===== BRANO DEL TESTO
“Si è spento nel maggio dello scorso anno all’età di 85 anni il fiorentino Tullio Ricciardi che la maggior parte dei praticanti la cultura fisica non dirà nulla, ma io e Adriano sappiamo bene che fu colui che portò il culturismo (quello vero) in Italia e lo ha fatto conoscere a tante persone.”

 

A 18 anni con un fisico magrissimo alt. 1,78 cm. Peso Kg. 49 riusci nel pugilato a vincere 11 incontri su 13, classificandosi 2° ai campionati toscani Pesi Mosca del 1947.

 

Cercò sempre più di potenziarsi con altri sport, nuoto, canottaggio, ginnastica a corpo libero,riuscendo, a 21 anni, a raggiungere i kg. 58 di peso con un’altezza di 1,81.
Passato al sollevamento pesi, malgrado l’handicap dell’altezza, riusci a vincere nei pesi leggeri la Coppa Enal e la Coppa Italia.

 

Grazie ad un compagno di allenamento, un certo Cyrus Shannon americano, scoprì il culturismo è iniziò il cammino verso un ottimo fisico che lo portò a vincere nel 1958 il primo Mister ITALIA (concorso di body building a livello nazionale) con un peso di kg. 78, 120 cm. di torace e cm. 41/43 di braccio.

 

Aprì la sua prima palestra a Firenze nel 1953, abbonandosi a tutte le riviste che si pubblicavano al mondo, ottenendo un grande successo e iniziò l’era “Tullio Ricciardi” aprendo Club con il suo nome in varie città italiane dove si seguiva un suo metodo di allenamento, per un anno, che dava ottimi risultati.

 

Fondatore nel 1957 della rivista Cultura Fisica e della Federazione italiana Culturismo, già allora scriveva ottimi articoli su allenamenti e alimentazione validissimi anche oggi.
==========
* [COMPITO A]: Trascrivi per favore dal brano su Tullio Ricciardi la parte compresa tra "Cercò sempre più di" e "con un’altezza di 1,81.", estremi inclusi.
* [COMPITO B]: Secondo il brano su Tullio Ricciardi, in che anno aprì la sua prima palestra a Firenze?
* [COMPITO C]: Prosegui il brano su Tullio Ricciardi riprendendo subito dopo la sua ultima frase.
Il materiale che segue è separato dal brano.
===== DATI MOSTRATI
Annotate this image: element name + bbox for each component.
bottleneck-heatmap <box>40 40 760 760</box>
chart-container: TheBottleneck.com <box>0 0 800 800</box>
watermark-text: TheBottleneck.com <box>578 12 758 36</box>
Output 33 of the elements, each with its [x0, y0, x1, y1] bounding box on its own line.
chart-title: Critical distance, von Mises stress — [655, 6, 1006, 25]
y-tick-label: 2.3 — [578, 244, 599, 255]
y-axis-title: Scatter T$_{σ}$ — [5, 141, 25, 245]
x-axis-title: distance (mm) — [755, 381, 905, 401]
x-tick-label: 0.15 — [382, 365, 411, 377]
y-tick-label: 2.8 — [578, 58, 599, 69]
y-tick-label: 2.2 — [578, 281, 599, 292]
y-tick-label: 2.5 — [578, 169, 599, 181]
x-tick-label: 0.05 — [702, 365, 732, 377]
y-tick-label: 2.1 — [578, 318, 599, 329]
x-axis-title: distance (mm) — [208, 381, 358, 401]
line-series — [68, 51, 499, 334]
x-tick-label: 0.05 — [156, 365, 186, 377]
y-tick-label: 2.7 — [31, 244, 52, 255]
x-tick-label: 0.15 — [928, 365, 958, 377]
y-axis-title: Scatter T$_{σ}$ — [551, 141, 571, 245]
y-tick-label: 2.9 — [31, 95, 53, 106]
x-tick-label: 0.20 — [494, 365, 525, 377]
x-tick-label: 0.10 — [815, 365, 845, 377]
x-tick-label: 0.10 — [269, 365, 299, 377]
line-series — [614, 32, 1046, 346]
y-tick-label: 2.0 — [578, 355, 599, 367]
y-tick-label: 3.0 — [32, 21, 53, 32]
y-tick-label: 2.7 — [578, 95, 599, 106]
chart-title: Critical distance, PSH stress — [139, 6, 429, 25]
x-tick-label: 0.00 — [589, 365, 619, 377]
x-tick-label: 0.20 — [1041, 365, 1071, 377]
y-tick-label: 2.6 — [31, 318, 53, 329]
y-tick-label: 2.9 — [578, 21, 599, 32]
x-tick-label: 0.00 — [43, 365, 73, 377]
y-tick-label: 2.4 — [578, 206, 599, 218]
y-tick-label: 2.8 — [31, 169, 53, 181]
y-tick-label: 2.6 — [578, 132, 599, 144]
==========
* [RISPOSTA A]:
Cercò sempre più di potenziarsi con altri sport, nuoto, canottaggio, ginnastica a corpo libero,riuscendo, a 21 anni, a raggiungere i kg. 58 di peso con un’altezza di 1,81.

* [RISPOSTA B]: Nel 1953.

* [RISPOSTA C]:
 

Non manco mai di difendere il suo Culturismo, con lettere ai denigratori (molto ignoranti in materia) ed esponendosi di persona, arrivando a sfidare ad un incontro di pugilato, da vero “toscanaccio”, un giornalista che aveva scritto che eravamo tutti palloni gonfiati, magari lui insieme a qualche amico, sfida che naturalmente non avvenne.

 

Riusci sempre a pubblicare e fare uscire nelle edicole il suo giornale anche in momenti difficili, infatti anche oggi dopo ben 58 anni, con un altro Direttore Responsabile, la rivista viene inviata, da circa due anni, in abbonamento a tanti appassionati come me.

 

Tutti i praticanti la Cultura Fisica gli dovrebbero essere riconoscenti per aver fatto conoscere il Culturismo (quello vero ribadisco) in Italia.

 

Con grandissimo ed eterno ricordo Ciao Tullio.

 

Gilberto Grilanda

 

 

A parte alcuni pensieri personali la maggior parte delle notizie sono state tratte dalla rivista
Cultura Fisica anno III n.1 gennaio 1959.